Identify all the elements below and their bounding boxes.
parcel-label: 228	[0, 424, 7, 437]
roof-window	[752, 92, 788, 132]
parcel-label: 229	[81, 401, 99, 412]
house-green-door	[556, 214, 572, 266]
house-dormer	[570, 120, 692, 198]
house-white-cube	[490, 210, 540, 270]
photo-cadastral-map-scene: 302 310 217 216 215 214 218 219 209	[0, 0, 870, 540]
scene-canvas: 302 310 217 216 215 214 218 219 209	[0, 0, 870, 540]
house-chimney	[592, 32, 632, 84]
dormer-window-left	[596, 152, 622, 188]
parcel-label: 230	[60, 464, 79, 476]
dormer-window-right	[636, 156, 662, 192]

•••

### INSTRUCTION
Rewrite each line of the data above as an item in a numbered list, omitting any blank lines.

### OUTPUT FOR THIS TASK
1. Identify all the elements below and their bounding boxes.
2. parcel-label: 228	[0, 424, 7, 437]
3. roof-window	[752, 92, 788, 132]
4. parcel-label: 229	[81, 401, 99, 412]
5. house-green-door	[556, 214, 572, 266]
6. house-dormer	[570, 120, 692, 198]
7. house-white-cube	[490, 210, 540, 270]
8. photo-cadastral-map-scene: 302 310 217 216 215 214 218 219 209	[0, 0, 870, 540]
9. scene-canvas: 302 310 217 216 215 214 218 219 209	[0, 0, 870, 540]
10. house-chimney	[592, 32, 632, 84]
11. dormer-window-left	[596, 152, 622, 188]
12. parcel-label: 230	[60, 464, 79, 476]
13. dormer-window-right	[636, 156, 662, 192]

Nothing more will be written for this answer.